▸ Supplied entries
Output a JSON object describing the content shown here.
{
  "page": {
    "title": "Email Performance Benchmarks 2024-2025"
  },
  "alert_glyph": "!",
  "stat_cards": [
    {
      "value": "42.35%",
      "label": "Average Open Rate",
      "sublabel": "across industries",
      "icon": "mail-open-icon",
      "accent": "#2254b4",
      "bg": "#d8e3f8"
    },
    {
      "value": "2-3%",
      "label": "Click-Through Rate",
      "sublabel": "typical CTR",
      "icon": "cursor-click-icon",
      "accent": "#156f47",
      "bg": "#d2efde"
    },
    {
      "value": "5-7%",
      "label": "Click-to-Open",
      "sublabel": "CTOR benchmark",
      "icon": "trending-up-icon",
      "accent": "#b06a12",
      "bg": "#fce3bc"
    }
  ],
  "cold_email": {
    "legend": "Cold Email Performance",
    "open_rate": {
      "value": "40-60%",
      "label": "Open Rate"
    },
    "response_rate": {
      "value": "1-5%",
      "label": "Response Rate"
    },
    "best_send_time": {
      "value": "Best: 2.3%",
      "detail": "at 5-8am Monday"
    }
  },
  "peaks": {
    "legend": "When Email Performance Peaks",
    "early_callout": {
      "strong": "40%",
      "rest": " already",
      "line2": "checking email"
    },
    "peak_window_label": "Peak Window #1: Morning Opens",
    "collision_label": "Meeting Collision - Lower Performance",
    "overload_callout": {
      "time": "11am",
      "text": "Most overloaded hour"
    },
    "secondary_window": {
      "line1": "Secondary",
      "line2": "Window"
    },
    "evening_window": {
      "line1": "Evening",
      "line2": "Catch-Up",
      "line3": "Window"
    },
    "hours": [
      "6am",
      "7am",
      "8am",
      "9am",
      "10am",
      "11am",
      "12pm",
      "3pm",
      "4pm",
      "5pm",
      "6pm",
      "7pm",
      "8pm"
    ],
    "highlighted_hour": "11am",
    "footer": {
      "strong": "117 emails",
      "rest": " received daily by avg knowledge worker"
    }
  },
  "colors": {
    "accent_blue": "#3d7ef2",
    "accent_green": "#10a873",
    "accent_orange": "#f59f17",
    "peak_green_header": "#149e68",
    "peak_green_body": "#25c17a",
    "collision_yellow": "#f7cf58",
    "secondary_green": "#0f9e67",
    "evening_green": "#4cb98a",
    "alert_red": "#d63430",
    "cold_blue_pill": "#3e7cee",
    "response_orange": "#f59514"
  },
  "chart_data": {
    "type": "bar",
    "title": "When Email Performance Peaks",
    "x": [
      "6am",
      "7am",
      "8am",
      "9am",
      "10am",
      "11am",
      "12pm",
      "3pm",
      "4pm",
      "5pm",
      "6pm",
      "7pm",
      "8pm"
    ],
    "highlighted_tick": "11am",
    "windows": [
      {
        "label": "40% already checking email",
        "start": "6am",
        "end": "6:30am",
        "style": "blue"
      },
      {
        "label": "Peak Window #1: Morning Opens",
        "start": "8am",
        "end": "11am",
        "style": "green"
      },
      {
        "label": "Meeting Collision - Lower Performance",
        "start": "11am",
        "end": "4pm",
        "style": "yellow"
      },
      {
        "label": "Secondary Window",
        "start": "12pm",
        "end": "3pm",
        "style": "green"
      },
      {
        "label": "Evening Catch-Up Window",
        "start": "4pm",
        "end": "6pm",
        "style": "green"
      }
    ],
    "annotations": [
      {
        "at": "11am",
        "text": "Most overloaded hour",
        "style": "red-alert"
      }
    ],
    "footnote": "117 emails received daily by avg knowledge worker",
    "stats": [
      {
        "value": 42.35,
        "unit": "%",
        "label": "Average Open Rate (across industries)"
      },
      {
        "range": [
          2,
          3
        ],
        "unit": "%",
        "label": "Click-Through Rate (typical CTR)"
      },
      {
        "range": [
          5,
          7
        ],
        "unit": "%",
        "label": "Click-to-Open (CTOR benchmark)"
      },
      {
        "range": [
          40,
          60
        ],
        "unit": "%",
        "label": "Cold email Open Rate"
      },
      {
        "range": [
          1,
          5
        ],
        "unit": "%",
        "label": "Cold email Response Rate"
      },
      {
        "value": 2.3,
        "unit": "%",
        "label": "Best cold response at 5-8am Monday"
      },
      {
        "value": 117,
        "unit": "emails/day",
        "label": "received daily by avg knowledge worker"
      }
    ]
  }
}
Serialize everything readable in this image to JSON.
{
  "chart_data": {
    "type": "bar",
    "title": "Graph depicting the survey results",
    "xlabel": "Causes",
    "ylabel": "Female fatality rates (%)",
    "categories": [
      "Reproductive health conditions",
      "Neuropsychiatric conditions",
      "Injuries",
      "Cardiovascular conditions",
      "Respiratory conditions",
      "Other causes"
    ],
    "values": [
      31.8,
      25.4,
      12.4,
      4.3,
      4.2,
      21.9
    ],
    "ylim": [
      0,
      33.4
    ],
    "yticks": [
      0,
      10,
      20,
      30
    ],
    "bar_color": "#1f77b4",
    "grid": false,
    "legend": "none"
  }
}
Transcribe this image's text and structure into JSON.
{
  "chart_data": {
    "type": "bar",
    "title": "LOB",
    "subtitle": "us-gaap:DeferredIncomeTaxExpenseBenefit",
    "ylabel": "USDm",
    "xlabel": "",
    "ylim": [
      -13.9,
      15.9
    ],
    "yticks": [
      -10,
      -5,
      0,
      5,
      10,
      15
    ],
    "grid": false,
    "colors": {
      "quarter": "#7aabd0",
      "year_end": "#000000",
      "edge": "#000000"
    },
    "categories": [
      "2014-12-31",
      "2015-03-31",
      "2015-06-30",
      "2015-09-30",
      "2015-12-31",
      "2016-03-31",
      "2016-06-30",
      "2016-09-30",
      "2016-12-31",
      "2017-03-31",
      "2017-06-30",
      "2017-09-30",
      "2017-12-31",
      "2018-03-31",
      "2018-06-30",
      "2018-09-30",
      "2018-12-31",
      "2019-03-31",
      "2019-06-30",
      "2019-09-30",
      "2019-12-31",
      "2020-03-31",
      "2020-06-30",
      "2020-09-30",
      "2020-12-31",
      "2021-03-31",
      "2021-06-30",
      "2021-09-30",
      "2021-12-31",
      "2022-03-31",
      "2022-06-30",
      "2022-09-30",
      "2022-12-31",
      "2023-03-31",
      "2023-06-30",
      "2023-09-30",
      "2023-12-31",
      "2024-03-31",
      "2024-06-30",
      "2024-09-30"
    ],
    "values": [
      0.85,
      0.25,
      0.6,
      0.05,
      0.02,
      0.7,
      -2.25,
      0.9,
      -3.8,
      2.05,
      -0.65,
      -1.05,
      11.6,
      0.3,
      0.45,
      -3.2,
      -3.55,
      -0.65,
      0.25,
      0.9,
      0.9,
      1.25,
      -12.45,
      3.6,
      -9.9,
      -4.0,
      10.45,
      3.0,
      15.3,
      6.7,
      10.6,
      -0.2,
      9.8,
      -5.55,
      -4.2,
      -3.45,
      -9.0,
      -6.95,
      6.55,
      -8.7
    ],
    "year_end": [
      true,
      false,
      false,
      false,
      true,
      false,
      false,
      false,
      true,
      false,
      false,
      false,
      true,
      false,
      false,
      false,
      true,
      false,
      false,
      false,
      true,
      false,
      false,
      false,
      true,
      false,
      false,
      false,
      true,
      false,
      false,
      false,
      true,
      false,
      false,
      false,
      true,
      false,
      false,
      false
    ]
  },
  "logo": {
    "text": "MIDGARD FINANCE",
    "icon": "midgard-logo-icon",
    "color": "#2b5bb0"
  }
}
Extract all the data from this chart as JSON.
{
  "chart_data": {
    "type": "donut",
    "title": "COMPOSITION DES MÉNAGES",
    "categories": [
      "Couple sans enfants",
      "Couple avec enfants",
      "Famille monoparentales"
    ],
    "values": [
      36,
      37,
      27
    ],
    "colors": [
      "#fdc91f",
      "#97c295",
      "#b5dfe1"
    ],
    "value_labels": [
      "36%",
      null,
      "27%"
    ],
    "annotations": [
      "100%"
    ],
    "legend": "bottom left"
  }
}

▸ Task prompt
Starting from the line containing "Extract all the data from this chart as JSON.", repeat each line through the end of the entries, exactly.

▸ Answer to this exercise
Extract all the data from this chart as JSON.
{
  "chart_data": {
    "type": "donut",
    "title": "COMPOSITION DES MÉNAGES",
    "categories": [
      "Couple sans enfants",
      "Couple avec enfants",
      "Famille monoparentales"
    ],
    "values": [
      36,
      37,
      27
    ],
    "colors": [
      "#fdc91f",
      "#97c295",
      "#b5dfe1"
    ],
    "value_labels": [
      "36%",
      null,
      "27%"
    ],
    "annotations": [
      "100%"
    ],
    "legend": "bottom left"
  }
}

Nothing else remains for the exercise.